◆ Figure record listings
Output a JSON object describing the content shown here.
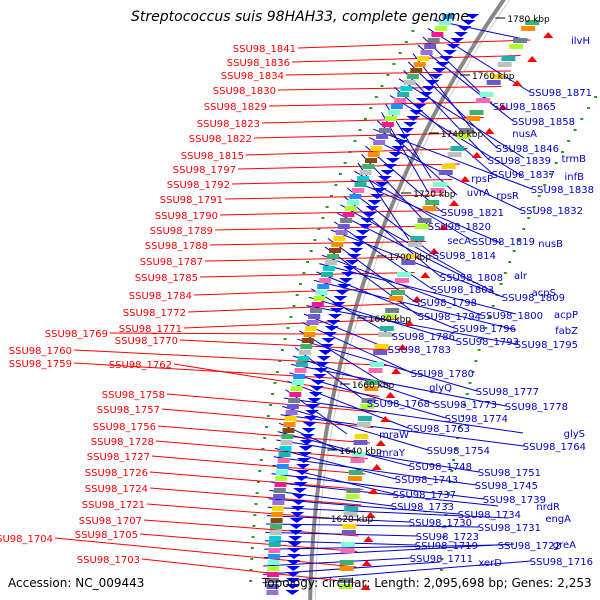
{
  "title": "Streptococcus suis 98HAH33, complete genome",
  "accession": "Accession: NC_009443",
  "topology": "Topology: circular; Length: 2,095,698 bp; Genes: 2,253",
  "colors": {
    "left_label": "#ff0000",
    "right_label": "#0000cc",
    "plus_strand": "#ff0000",
    "minus_strand": "#0000ff",
    "backbone": "#888888",
    "gc_dots": "#2a9a2a"
  },
  "kbp_ticks": [
    "1780 kbp",
    "1760 kbp",
    "1740 kbp",
    "1720 kbp",
    "1700 kbp",
    "1680 kbp",
    "1660 kbp",
    "1640 kbp",
    "1620 kbp"
  ],
  "left_labels": [
    "SSU98_1841",
    "SSU98_1836",
    "SSU98_1834",
    "SSU98_1830",
    "SSU98_1829",
    "SSU98_1823",
    "SSU98_1822",
    "SSU98_1815",
    "SSU98_1797",
    "SSU98_1792",
    "SSU98_1791",
    "SSU98_1790",
    "SSU98_1789",
    "SSU98_1788",
    "SSU98_1787",
    "SSU98_1785",
    "SSU98_1784",
    "SSU98_1772",
    "SSU98_1771",
    "SSU98_1769",
    "SSU98_1770",
    "SSU98_1760",
    "SSU98_1759",
    "SSU98_1762",
    "SSU98_1758",
    "SSU98_1757",
    "SSU98_1756",
    "SSU98_1728",
    "SSU98_1727",
    "SSU98_1726",
    "SSU98_1724",
    "SSU98_1721",
    "SSU98_1707",
    "SSU98_1705",
    "SSU98_1704",
    "SSU98_1703"
  ],
  "right_labels": [
    "ilvH",
    "SSU98_1871",
    "SSU98_1865",
    "SSU98_1858",
    "nusA",
    "SSU98_1846",
    "SSU98_1839",
    "trmB",
    "SSU98_1837",
    "infB",
    "rpsP",
    "uvrA",
    "rpsR",
    "SSU98_1838",
    "SSU98_1832",
    "SSU98_1821",
    "SSU98_1820",
    "secA",
    "SSU98_1819",
    "nusB",
    "SSU98_1814",
    "SSU98_1808",
    "alr",
    "acpS",
    "SSU98_1803",
    "SSU98_1809",
    "SSU98_1798",
    "SSU98_1794",
    "SSU98_1800",
    "acpP",
    "SSU98_1796",
    "fabZ",
    "SSU98_1786",
    "SSU98_1793",
    "SSU98_1795",
    "SSU98_1783",
    "SSU98_1780",
    "glyQ",
    "SSU98_1777",
    "SSU98_1768",
    "SSU98_1773",
    "SSU98_1778",
    "SSU98_1774",
    "SSU98_1763",
    "mraW",
    "glyS",
    "SSU98_1754",
    "SSU98_1764",
    "mraY",
    "SSU98_1748",
    "SSU98_1751",
    "SSU98_1743",
    "SSU98_1745",
    "SSU98_1737",
    "SSU98_1739",
    "nrdR",
    "SSU98_1733",
    "SSU98_1734",
    "engA",
    "SSU98_1730",
    "SSU98_1731",
    "SSU98_1723",
    "SSU98_1719",
    "SSU98_1722",
    "greA",
    "SSU98_1711",
    "xerD",
    "SSU98_1716"
  ]
}
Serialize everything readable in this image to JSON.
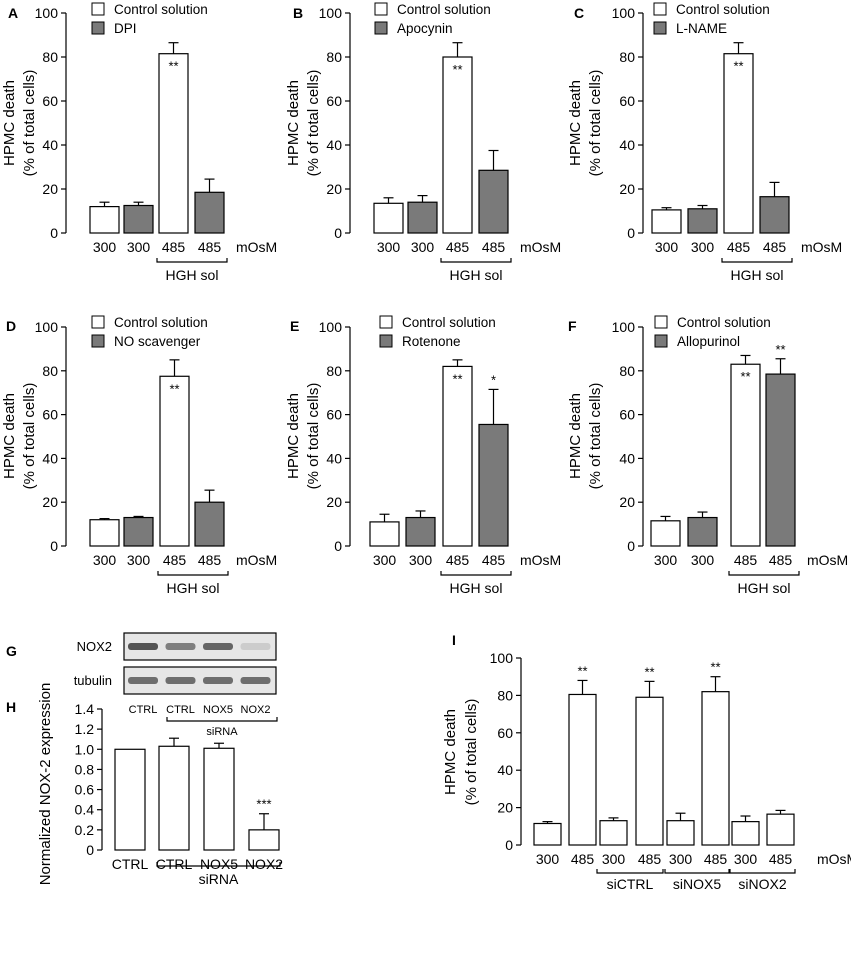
{
  "chart_data": [
    {
      "id": "A",
      "type": "bar",
      "panel_label": "A",
      "ylabel_line1": "HPMC death",
      "ylabel_line2": "(% of total cells)",
      "ylim": [
        0,
        100
      ],
      "yticks": [
        "0",
        "20",
        "40",
        "60",
        "80",
        "100"
      ],
      "categories": [
        "300",
        "300",
        "485",
        "485"
      ],
      "unit": "mOsM",
      "group_label": "HGH sol",
      "legend": [
        "Control solution",
        "DPI"
      ],
      "values": [
        12,
        12.5,
        81.5,
        18.5
      ],
      "errors": [
        2,
        1.5,
        5,
        6
      ],
      "fills": [
        "#ffffff",
        "#7a7a7a",
        "#ffffff",
        "#7a7a7a"
      ],
      "sig": [
        "",
        "",
        "**",
        ""
      ]
    },
    {
      "id": "B",
      "type": "bar",
      "panel_label": "B",
      "ylabel_line1": "HPMC death",
      "ylabel_line2": "(% of total cells)",
      "ylim": [
        0,
        100
      ],
      "yticks": [
        "0",
        "20",
        "40",
        "60",
        "80",
        "100"
      ],
      "categories": [
        "300",
        "300",
        "485",
        "485"
      ],
      "unit": "mOsM",
      "group_label": "HGH sol",
      "legend": [
        "Control solution",
        "Apocynin"
      ],
      "values": [
        13.5,
        14,
        80,
        28.5
      ],
      "errors": [
        2.5,
        3,
        6.5,
        9
      ],
      "fills": [
        "#ffffff",
        "#7a7a7a",
        "#ffffff",
        "#7a7a7a"
      ],
      "sig": [
        "",
        "",
        "**",
        ""
      ]
    },
    {
      "id": "C",
      "type": "bar",
      "panel_label": "C",
      "ylabel_line1": "HPMC death",
      "ylabel_line2": "(% of total cells)",
      "ylim": [
        0,
        100
      ],
      "yticks": [
        "0",
        "20",
        "40",
        "60",
        "80",
        "100"
      ],
      "categories": [
        "300",
        "300",
        "485",
        "485"
      ],
      "unit": "mOsM",
      "group_label": "HGH sol",
      "legend": [
        "Control solution",
        "L-NAME"
      ],
      "values": [
        10.5,
        11,
        81.5,
        16.5
      ],
      "errors": [
        1,
        1.5,
        5,
        6.5
      ],
      "fills": [
        "#ffffff",
        "#7a7a7a",
        "#ffffff",
        "#7a7a7a"
      ],
      "sig": [
        "",
        "",
        "**",
        ""
      ]
    },
    {
      "id": "D",
      "type": "bar",
      "panel_label": "D",
      "ylabel_line1": "HPMC death",
      "ylabel_line2": "(% of total cells)",
      "ylim": [
        0,
        100
      ],
      "yticks": [
        "0",
        "20",
        "40",
        "60",
        "80",
        "100"
      ],
      "categories": [
        "300",
        "300",
        "485",
        "485"
      ],
      "unit": "mOsM",
      "group_label": "HGH sol",
      "legend": [
        "Control solution",
        "NO scavenger"
      ],
      "values": [
        12,
        13,
        77.5,
        20
      ],
      "errors": [
        0.5,
        0.5,
        7.5,
        5.5
      ],
      "fills": [
        "#ffffff",
        "#7a7a7a",
        "#ffffff",
        "#7a7a7a"
      ],
      "sig": [
        "",
        "",
        "**",
        ""
      ]
    },
    {
      "id": "E",
      "type": "bar",
      "panel_label": "E",
      "ylabel_line1": "HPMC death",
      "ylabel_line2": "(% of total cells)",
      "ylim": [
        0,
        100
      ],
      "yticks": [
        "0",
        "20",
        "40",
        "60",
        "80",
        "100"
      ],
      "categories": [
        "300",
        "300",
        "485",
        "485"
      ],
      "unit": "mOsM",
      "group_label": "HGH sol",
      "legend": [
        "Control solution",
        "Rotenone"
      ],
      "values": [
        11,
        13,
        82,
        55.5
      ],
      "errors": [
        3.5,
        3,
        3,
        16
      ],
      "fills": [
        "#ffffff",
        "#7a7a7a",
        "#ffffff",
        "#7a7a7a"
      ],
      "sig": [
        "",
        "",
        "**",
        "*"
      ]
    },
    {
      "id": "F",
      "type": "bar",
      "panel_label": "F",
      "ylabel_line1": "HPMC death",
      "ylabel_line2": "(% of total cells)",
      "ylim": [
        0,
        100
      ],
      "yticks": [
        "0",
        "20",
        "40",
        "60",
        "80",
        "100"
      ],
      "categories": [
        "300",
        "300",
        "485",
        "485"
      ],
      "unit": "mOsM",
      "group_label": "HGH sol",
      "legend": [
        "Control solution",
        "Allopurinol"
      ],
      "values": [
        11.5,
        13,
        83,
        78.5
      ],
      "errors": [
        2,
        2.5,
        4,
        7
      ],
      "fills": [
        "#ffffff",
        "#7a7a7a",
        "#ffffff",
        "#7a7a7a"
      ],
      "sig": [
        "",
        "",
        "**",
        "**"
      ]
    },
    {
      "id": "H",
      "type": "bar",
      "panel_label": "H",
      "ylabel_line1": "Normalized NOX-2 expression",
      "ylim": [
        0,
        1.4
      ],
      "yticks": [
        "0",
        "0.2",
        "0.4",
        "0.6",
        "0.8",
        "1.0",
        "1.2",
        "1.4"
      ],
      "categories": [
        "CTRL",
        "CTRL",
        "NOX5",
        "NOX2"
      ],
      "group_label": "siRNA",
      "values": [
        1.0,
        1.03,
        1.01,
        0.2
      ],
      "errors": [
        0,
        0.08,
        0.05,
        0.16
      ],
      "fills": [
        "#ffffff",
        "#ffffff",
        "#ffffff",
        "#ffffff"
      ],
      "sig": [
        "",
        "",
        "",
        "***"
      ]
    },
    {
      "id": "I",
      "type": "bar",
      "panel_label": "I",
      "ylabel_line1": "HPMC death",
      "ylabel_line2": "(% of total cells)",
      "ylim": [
        0,
        100
      ],
      "yticks": [
        "0",
        "20",
        "40",
        "60",
        "80",
        "100"
      ],
      "categories": [
        "300",
        "485",
        "300",
        "485",
        "300",
        "485",
        "300",
        "485"
      ],
      "unit": "mOsM",
      "groups": [
        "siCTRL",
        "siNOX5",
        "siNOX2"
      ],
      "values": [
        11.5,
        80.5,
        13,
        79,
        13,
        82,
        12.5,
        16.5
      ],
      "errors": [
        1,
        7.5,
        1.5,
        8.5,
        4,
        8,
        3,
        2
      ],
      "fills": [
        "#ffffff",
        "#ffffff",
        "#ffffff",
        "#ffffff",
        "#ffffff",
        "#ffffff",
        "#ffffff",
        "#ffffff"
      ],
      "sig": [
        "",
        "**",
        "",
        "**",
        "",
        "**",
        "",
        ""
      ]
    }
  ],
  "western_blot": {
    "panel_label": "G",
    "rows": [
      "NOX2",
      "tubulin"
    ],
    "lanes": [
      "CTRL",
      "CTRL",
      "NOX5",
      "NOX2"
    ],
    "group_label": "siRNA",
    "nox2_band_intensity": [
      0.85,
      0.6,
      0.75,
      0.15
    ],
    "tubulin_band_intensity": [
      0.7,
      0.7,
      0.7,
      0.7
    ]
  },
  "colors": {
    "gray_bar": "#7a7a7a",
    "white_bar": "#ffffff",
    "stroke": "#000000",
    "blot_bg": "#e6e6e6",
    "band": "#3a3a3a"
  }
}
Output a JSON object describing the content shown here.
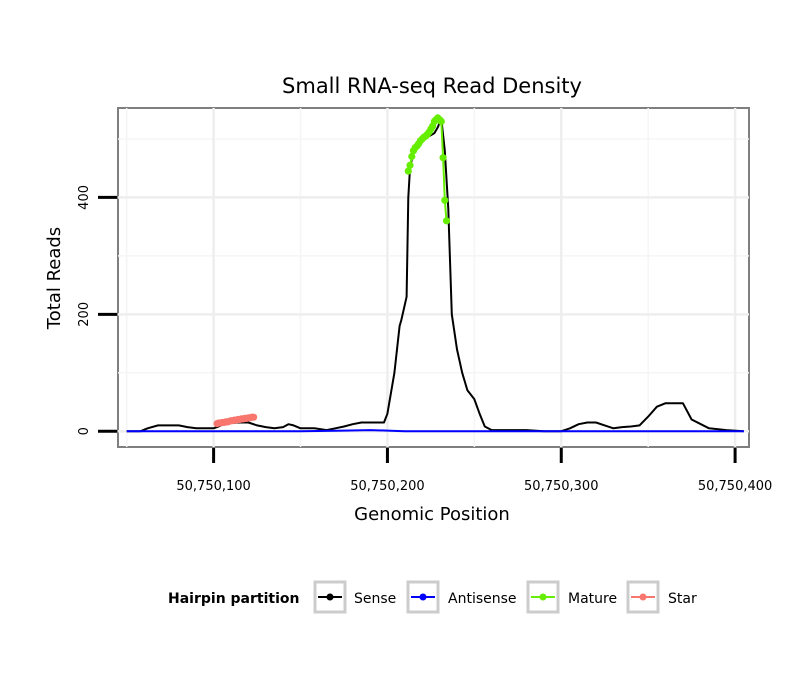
{
  "chart_data": {
    "type": "line",
    "title": "Small RNA-seq Read Density",
    "xlabel": "Genomic Position",
    "ylabel": "Total Reads",
    "xlim": [
      50750045,
      50750408
    ],
    "ylim": [
      -27,
      553
    ],
    "x_ticks": [
      {
        "value": 50750100,
        "label": "50,750,100"
      },
      {
        "value": 50750200,
        "label": "50,750,200"
      },
      {
        "value": 50750300,
        "label": "50,750,300"
      },
      {
        "value": 50750400,
        "label": "50,750,400"
      }
    ],
    "y_ticks": [
      {
        "value": 0,
        "label": "0"
      },
      {
        "value": 200,
        "label": "200"
      },
      {
        "value": 400,
        "label": "400"
      }
    ],
    "grid": true,
    "legend": {
      "title": "Hairpin partition",
      "position": "bottom",
      "entries": [
        {
          "name": "Sense",
          "color": "#000000"
        },
        {
          "name": "Antisense",
          "color": "#0000ff"
        },
        {
          "name": "Mature",
          "color": "#66ee00"
        },
        {
          "name": "Star",
          "color": "#f8766d"
        }
      ]
    },
    "series": [
      {
        "name": "Sense",
        "color": "#000000",
        "style": "line",
        "x": [
          50750050,
          50750058,
          50750062,
          50750068,
          50750080,
          50750085,
          50750090,
          50750100,
          50750102,
          50750106,
          50750110,
          50750115,
          50750120,
          50750125,
          50750130,
          50750135,
          50750140,
          50750143,
          50750146,
          50750150,
          50750158,
          50750165,
          50750170,
          50750175,
          50750180,
          50750185,
          50750190,
          50750198,
          50750200,
          50750204,
          50750207,
          50750208,
          50750211,
          50750212,
          50750213,
          50750215,
          50750218,
          50750221,
          50750224,
          50750227,
          50750229,
          50750231,
          50750233,
          50750235,
          50750237,
          50750240,
          50750243,
          50750246,
          50750250,
          50750253,
          50750256,
          50750260,
          50750270,
          50750280,
          50750290,
          50750300,
          50750305,
          50750310,
          50750315,
          50750320,
          50750325,
          50750330,
          50750335,
          50750340,
          50750345,
          50750350,
          50750355,
          50750360,
          50750365,
          50750370,
          50750375,
          50750385,
          50750395,
          50750405
        ],
        "y": [
          0,
          0,
          5,
          10,
          10,
          7,
          5,
          5,
          7,
          12,
          14,
          15,
          15,
          10,
          7,
          5,
          7,
          12,
          10,
          5,
          5,
          2,
          5,
          8,
          12,
          15,
          15,
          15,
          30,
          100,
          180,
          190,
          230,
          400,
          450,
          480,
          490,
          500,
          505,
          510,
          520,
          535,
          480,
          380,
          200,
          140,
          100,
          70,
          55,
          30,
          8,
          2,
          2,
          2,
          0,
          0,
          5,
          12,
          15,
          15,
          10,
          5,
          7,
          8,
          10,
          25,
          42,
          48,
          48,
          48,
          20,
          5,
          2,
          0
        ]
      },
      {
        "name": "Antisense",
        "color": "#0000ff",
        "style": "line",
        "x": [
          50750050,
          50750100,
          50750150,
          50750175,
          50750190,
          50750200,
          50750210,
          50750250,
          50750300,
          50750350,
          50750405
        ],
        "y": [
          0,
          0,
          0,
          1,
          2,
          1,
          0,
          0,
          0,
          0,
          0
        ]
      },
      {
        "name": "Mature",
        "color": "#66ee00",
        "style": "points",
        "x": [
          50750212,
          50750213,
          50750214,
          50750215,
          50750216,
          50750217,
          50750218,
          50750219,
          50750220,
          50750221,
          50750222,
          50750223,
          50750224,
          50750225,
          50750226,
          50750227,
          50750228,
          50750229,
          50750230,
          50750231,
          50750232,
          50750233,
          50750234
        ],
        "y": [
          445,
          455,
          470,
          480,
          485,
          488,
          492,
          497,
          500,
          503,
          505,
          508,
          512,
          517,
          522,
          530,
          533,
          536,
          533,
          530,
          468,
          395,
          360
        ]
      },
      {
        "name": "Star",
        "color": "#f8766d",
        "style": "points",
        "x": [
          50750102,
          50750103,
          50750104,
          50750105,
          50750106,
          50750107,
          50750108,
          50750109,
          50750110,
          50750111,
          50750112,
          50750113,
          50750114,
          50750115,
          50750116,
          50750117,
          50750118,
          50750119,
          50750120,
          50750121,
          50750122,
          50750123
        ],
        "y": [
          13,
          14,
          14,
          15,
          15,
          16,
          16,
          17,
          18,
          18,
          19,
          19,
          20,
          20,
          21,
          21,
          22,
          22,
          23,
          23,
          24,
          24
        ]
      }
    ]
  }
}
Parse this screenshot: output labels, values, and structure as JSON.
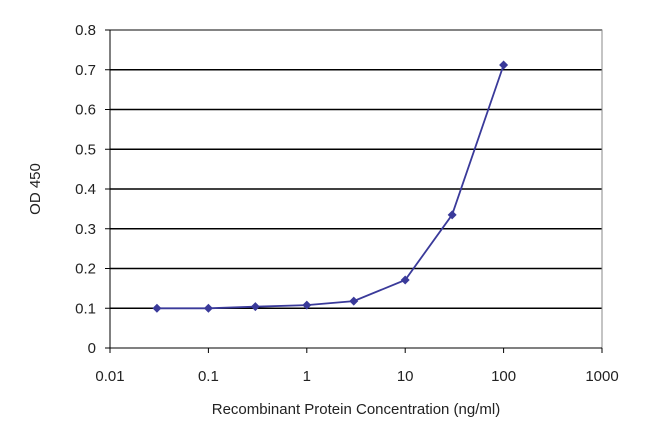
{
  "chart_data": {
    "type": "line",
    "title": "",
    "xlabel": "Recombinant Protein Concentration (ng/ml)",
    "ylabel": "OD 450",
    "x_scale": "log",
    "xlim": [
      0.01,
      1000
    ],
    "ylim": [
      0,
      0.8
    ],
    "x_ticks": [
      "0.01",
      "0.1",
      "1",
      "10",
      "100",
      "1000"
    ],
    "y_ticks": [
      "0",
      "0.1",
      "0.2",
      "0.3",
      "0.4",
      "0.5",
      "0.6",
      "0.7",
      "0.8"
    ],
    "grid": "horizontal",
    "legend": "none",
    "series": [
      {
        "x": [
          0.03,
          0.1,
          0.3,
          1,
          3,
          10,
          30,
          100
        ],
        "y": [
          0.1,
          0.1,
          0.104,
          0.108,
          0.118,
          0.171,
          0.335,
          0.712
        ],
        "color": "#3a3a9a",
        "marker": "diamond"
      }
    ]
  }
}
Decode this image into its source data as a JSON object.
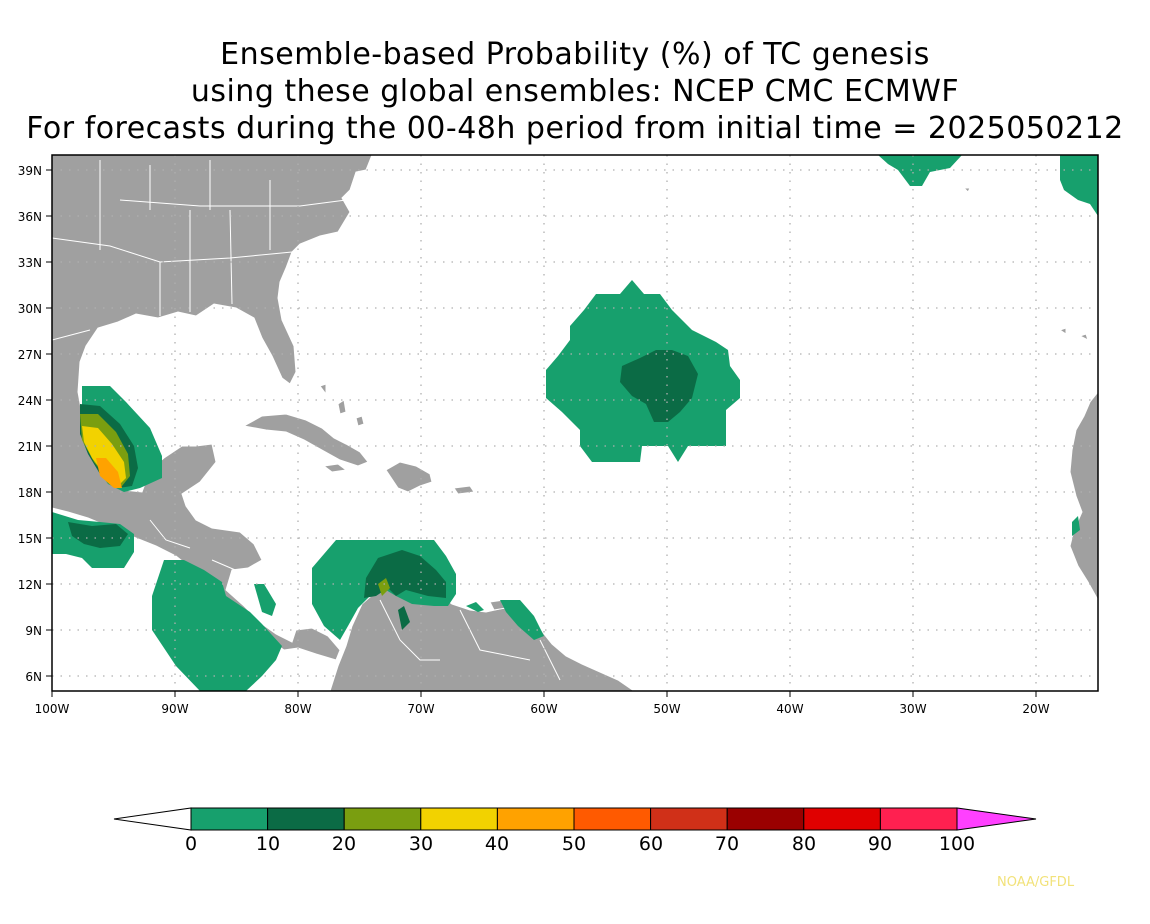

◆ ABOUT THIS TASK
Write out only the lines from the one that contains "Parse this screenshot: output" through the last line of the records above, both included, word for word and without the pictures.

◆ REPLY
Parse this screenshot: output labels, values, and structure as JSON.
{
  "chart_data": {
    "type": "line",
    "title": "",
    "xlabel": "Recombinant Protein Concentration (ng/ml)",
    "ylabel": "OD 450",
    "x_scale": "log",
    "xlim": [
      0.01,
      1000
    ],
    "ylim": [
      0,
      0.8
    ],
    "x_ticks": [
      "0.01",
      "0.1",
      "1",
      "10",
      "100",
      "1000"
    ],
    "y_ticks": [
      "0",
      "0.1",
      "0.2",
      "0.3",
      "0.4",
      "0.5",
      "0.6",
      "0.7",
      "0.8"
    ],
    "grid": "horizontal",
    "legend": "none",
    "series": [
      {
        "x": [
          0.03,
          0.1,
          0.3,
          1,
          3,
          10,
          30,
          100
        ],
        "y": [
          0.1,
          0.1,
          0.104,
          0.108,
          0.118,
          0.171,
          0.335,
          0.712
        ],
        "color": "#3a3a9a",
        "marker": "diamond"
      }
    ]
  }
}
Decode this image into its source data as a JSON object.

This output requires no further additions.